━━━━━ DATA TO PROCESS

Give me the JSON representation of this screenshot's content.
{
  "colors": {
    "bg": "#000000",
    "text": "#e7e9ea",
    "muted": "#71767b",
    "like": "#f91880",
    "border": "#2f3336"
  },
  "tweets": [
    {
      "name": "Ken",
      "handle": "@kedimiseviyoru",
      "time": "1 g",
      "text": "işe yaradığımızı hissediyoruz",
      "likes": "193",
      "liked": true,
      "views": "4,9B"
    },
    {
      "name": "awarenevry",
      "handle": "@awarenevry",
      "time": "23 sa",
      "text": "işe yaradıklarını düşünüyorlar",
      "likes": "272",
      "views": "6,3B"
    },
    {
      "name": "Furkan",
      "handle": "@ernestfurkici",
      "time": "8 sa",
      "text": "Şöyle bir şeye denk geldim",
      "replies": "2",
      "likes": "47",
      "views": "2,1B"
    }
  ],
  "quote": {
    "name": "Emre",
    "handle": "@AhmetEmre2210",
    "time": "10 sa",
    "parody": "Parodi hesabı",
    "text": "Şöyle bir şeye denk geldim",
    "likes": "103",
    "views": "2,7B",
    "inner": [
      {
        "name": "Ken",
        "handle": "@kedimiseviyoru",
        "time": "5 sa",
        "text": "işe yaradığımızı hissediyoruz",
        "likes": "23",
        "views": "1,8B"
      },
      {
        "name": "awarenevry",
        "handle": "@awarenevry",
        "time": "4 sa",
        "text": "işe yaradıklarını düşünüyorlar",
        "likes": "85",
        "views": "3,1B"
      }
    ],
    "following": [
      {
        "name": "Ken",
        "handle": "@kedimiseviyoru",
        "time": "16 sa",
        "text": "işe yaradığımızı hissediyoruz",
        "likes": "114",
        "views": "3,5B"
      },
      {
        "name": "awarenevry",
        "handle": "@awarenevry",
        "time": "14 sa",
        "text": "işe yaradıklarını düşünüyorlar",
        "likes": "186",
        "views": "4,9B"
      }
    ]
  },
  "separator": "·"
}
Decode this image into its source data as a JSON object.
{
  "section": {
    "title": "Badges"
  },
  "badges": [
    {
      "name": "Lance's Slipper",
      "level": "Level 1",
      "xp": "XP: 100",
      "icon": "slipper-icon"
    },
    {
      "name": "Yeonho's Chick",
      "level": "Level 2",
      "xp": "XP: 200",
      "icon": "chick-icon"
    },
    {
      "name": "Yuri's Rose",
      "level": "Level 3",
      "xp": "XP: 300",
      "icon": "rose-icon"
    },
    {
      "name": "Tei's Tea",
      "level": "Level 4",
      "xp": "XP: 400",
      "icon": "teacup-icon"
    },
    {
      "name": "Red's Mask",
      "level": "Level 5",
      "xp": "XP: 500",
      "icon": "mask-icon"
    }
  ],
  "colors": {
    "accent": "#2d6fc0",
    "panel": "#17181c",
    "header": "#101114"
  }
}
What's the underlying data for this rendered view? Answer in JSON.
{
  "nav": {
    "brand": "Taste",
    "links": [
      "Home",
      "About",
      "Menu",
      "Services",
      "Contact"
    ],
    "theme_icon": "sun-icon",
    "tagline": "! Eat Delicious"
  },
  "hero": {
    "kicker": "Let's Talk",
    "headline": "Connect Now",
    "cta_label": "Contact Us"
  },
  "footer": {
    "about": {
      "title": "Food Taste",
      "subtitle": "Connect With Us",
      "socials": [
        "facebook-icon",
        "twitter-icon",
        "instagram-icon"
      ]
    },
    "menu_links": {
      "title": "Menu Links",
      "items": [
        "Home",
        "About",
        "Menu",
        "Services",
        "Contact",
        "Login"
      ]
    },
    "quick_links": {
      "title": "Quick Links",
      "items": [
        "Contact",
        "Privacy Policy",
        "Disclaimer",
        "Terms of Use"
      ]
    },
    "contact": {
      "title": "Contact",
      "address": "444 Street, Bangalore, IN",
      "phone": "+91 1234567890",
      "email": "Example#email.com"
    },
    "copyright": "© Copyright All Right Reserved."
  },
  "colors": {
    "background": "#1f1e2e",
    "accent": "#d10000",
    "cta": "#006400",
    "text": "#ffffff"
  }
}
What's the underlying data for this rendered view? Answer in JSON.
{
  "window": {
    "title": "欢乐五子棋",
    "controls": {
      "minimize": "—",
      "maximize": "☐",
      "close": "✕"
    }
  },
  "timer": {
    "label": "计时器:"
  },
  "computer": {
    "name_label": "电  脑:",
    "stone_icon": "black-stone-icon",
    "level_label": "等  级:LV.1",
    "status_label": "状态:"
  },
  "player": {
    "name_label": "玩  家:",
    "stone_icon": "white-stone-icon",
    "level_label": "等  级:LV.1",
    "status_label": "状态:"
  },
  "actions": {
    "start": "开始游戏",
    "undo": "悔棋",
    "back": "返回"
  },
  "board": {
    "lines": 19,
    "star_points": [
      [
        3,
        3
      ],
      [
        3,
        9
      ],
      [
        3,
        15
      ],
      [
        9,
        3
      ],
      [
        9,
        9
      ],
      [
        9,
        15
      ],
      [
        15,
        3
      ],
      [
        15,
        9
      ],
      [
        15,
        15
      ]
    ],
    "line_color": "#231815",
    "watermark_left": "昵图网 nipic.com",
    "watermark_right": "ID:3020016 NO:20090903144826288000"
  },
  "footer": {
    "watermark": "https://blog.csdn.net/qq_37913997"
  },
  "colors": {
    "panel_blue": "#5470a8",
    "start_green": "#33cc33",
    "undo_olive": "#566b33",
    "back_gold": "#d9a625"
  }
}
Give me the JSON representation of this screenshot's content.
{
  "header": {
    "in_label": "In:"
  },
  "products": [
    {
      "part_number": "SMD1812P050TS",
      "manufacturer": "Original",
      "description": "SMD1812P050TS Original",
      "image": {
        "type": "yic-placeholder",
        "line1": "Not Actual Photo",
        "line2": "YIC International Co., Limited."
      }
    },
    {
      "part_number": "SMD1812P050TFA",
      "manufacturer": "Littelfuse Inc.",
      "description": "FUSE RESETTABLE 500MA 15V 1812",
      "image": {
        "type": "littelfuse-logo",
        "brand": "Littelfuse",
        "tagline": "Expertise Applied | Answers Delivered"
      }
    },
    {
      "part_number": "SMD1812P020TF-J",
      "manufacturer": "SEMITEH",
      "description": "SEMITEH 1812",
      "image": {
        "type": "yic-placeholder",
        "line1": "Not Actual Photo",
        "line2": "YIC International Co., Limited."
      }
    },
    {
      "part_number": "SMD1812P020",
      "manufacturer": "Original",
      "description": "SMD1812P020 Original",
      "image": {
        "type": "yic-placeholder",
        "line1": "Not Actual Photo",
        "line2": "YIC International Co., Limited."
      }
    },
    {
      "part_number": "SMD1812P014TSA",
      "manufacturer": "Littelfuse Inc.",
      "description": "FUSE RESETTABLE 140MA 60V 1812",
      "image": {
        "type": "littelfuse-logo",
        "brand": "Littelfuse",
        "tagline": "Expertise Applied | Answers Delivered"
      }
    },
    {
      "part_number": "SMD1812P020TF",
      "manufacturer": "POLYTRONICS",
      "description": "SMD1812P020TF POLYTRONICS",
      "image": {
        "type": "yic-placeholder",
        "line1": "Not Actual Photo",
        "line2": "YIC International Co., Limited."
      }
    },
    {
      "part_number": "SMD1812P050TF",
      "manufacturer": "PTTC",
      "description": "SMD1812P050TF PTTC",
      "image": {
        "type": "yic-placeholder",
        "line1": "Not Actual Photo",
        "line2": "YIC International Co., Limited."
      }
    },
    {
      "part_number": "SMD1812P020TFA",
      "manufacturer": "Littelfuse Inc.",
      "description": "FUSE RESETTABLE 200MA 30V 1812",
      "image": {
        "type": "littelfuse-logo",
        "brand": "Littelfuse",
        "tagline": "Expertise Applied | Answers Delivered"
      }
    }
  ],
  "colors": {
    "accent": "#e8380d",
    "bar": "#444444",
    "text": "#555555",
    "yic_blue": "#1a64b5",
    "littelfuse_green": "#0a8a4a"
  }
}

━━━━━━━━━━

> _TASK TO CARRY OUT_: Show every line of the listing in which the string "stone" can be found.

> _ANSWER TO THIS PROBLEM_:
    "stone_icon": "black-stone-icon",
    "stone_icon": "white-stone-icon",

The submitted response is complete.